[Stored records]
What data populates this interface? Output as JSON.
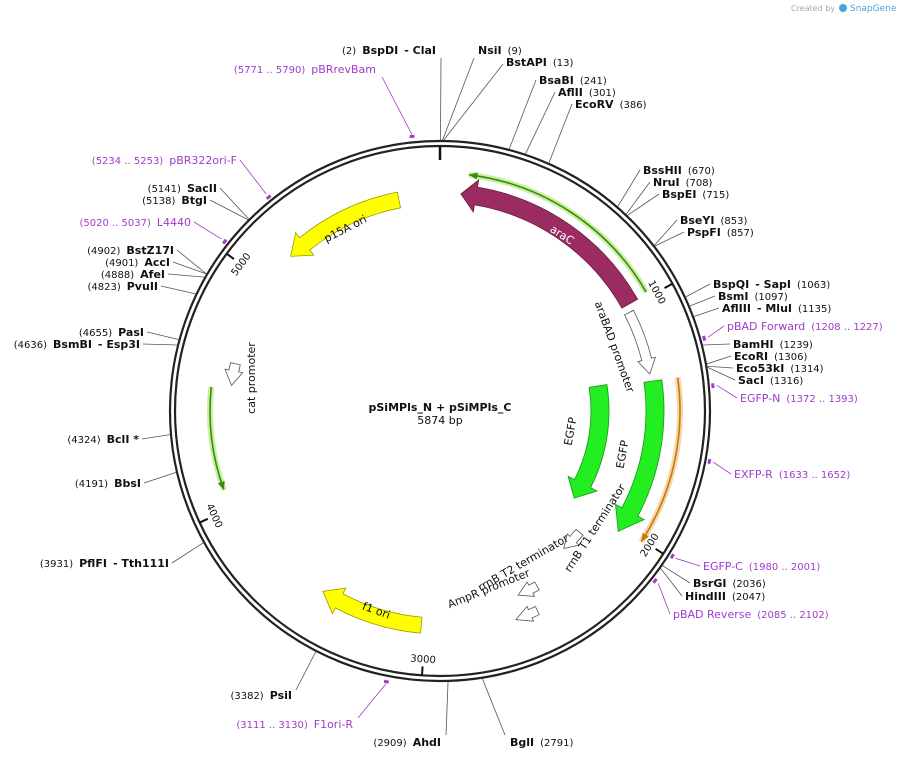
{
  "header": {
    "created_by": "Created by",
    "brand": "SnapGene"
  },
  "center": {
    "name": "pSiMPls_N + pSiMPls_C",
    "length": "5874 bp"
  },
  "ticks": [
    "1000",
    "2000",
    "3000",
    "4000",
    "5000"
  ],
  "enzymes": [
    {
      "position": "(2)",
      "name": "BspDI",
      "extra": "- ClaI"
    },
    {
      "name": "NsiI",
      "position": "(9)"
    },
    {
      "name": "BstAPI",
      "position": "(13)"
    },
    {
      "name": "BsaBI",
      "position": "(241)"
    },
    {
      "name": "AflII",
      "position": "(301)"
    },
    {
      "name": "EcoRV",
      "position": "(386)"
    },
    {
      "name": "BssHII",
      "position": "(670)"
    },
    {
      "name": "NruI",
      "position": "(708)"
    },
    {
      "name": "BspEI",
      "position": "(715)"
    },
    {
      "name": "BseYI",
      "position": "(853)"
    },
    {
      "name": "PspFI",
      "position": "(857)"
    },
    {
      "name": "BspQI",
      "extra": "- SapI",
      "position": "(1063)"
    },
    {
      "name": "BsmI",
      "position": "(1097)"
    },
    {
      "name": "AflIII",
      "extra": "- MluI",
      "position": "(1135)"
    },
    {
      "name": "BamHI",
      "position": "(1239)"
    },
    {
      "name": "EcoRI",
      "position": "(1306)"
    },
    {
      "name": "Eco53kI",
      "position": "(1314)"
    },
    {
      "name": "SacI",
      "position": "(1316)"
    },
    {
      "name": "BsrGI",
      "position": "(2036)"
    },
    {
      "name": "HindIII",
      "position": "(2047)"
    },
    {
      "name": "BglI",
      "position": "(2791)"
    },
    {
      "position": "(2909)",
      "name": "AhdI"
    },
    {
      "position": "(3382)",
      "name": "PsiI"
    },
    {
      "position": "(3931)",
      "name": "PflFI",
      "extra": "- Tth111I"
    },
    {
      "position": "(4191)",
      "name": "BbsI"
    },
    {
      "position": "(4324)",
      "name": "BclI *"
    },
    {
      "position": "(4636)",
      "name": "BsmBI",
      "extra": "- Esp3I"
    },
    {
      "position": "(4655)",
      "name": "PasI"
    },
    {
      "position": "(4823)",
      "name": "PvuII"
    },
    {
      "position": "(4888)",
      "name": "AfeI"
    },
    {
      "position": "(4901)",
      "name": "AccI"
    },
    {
      "position": "(4902)",
      "name": "BstZ17I"
    },
    {
      "position": "(5138)",
      "name": "BtgI"
    },
    {
      "position": "(5141)",
      "name": "SacII"
    }
  ],
  "primers": [
    {
      "range": "(5771 .. 5790)",
      "name": "pBRrevBam"
    },
    {
      "range": "(5234 .. 5253)",
      "name": "pBR322ori-F"
    },
    {
      "range": "(5020 .. 5037)",
      "name": "L4440"
    },
    {
      "name": "pBAD Forward",
      "range": "(1208 .. 1227)"
    },
    {
      "name": "EGFP-N",
      "range": "(1372 .. 1393)"
    },
    {
      "name": "EXFP-R",
      "range": "(1633 .. 1652)"
    },
    {
      "name": "EGFP-C",
      "range": "(1980 .. 2001)"
    },
    {
      "name": "pBAD Reverse",
      "range": "(2085 .. 2102)"
    },
    {
      "range": "(3111 .. 3130)",
      "name": "F1ori-R"
    }
  ],
  "features": [
    "araC",
    "araBAD promoter",
    "EGFP",
    "EGFP",
    "rrnB T1 terminator",
    "rrnB T2 terminator",
    "AmpR promoter",
    "f1 ori",
    "cat promoter",
    "p15A ori"
  ]
}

• Exercise description: Would you copy out each line of the records above where the word "promoter" occurs?

• Reply:
    "araBAD promoter",
    "AmpR promoter",
    "cat promoter",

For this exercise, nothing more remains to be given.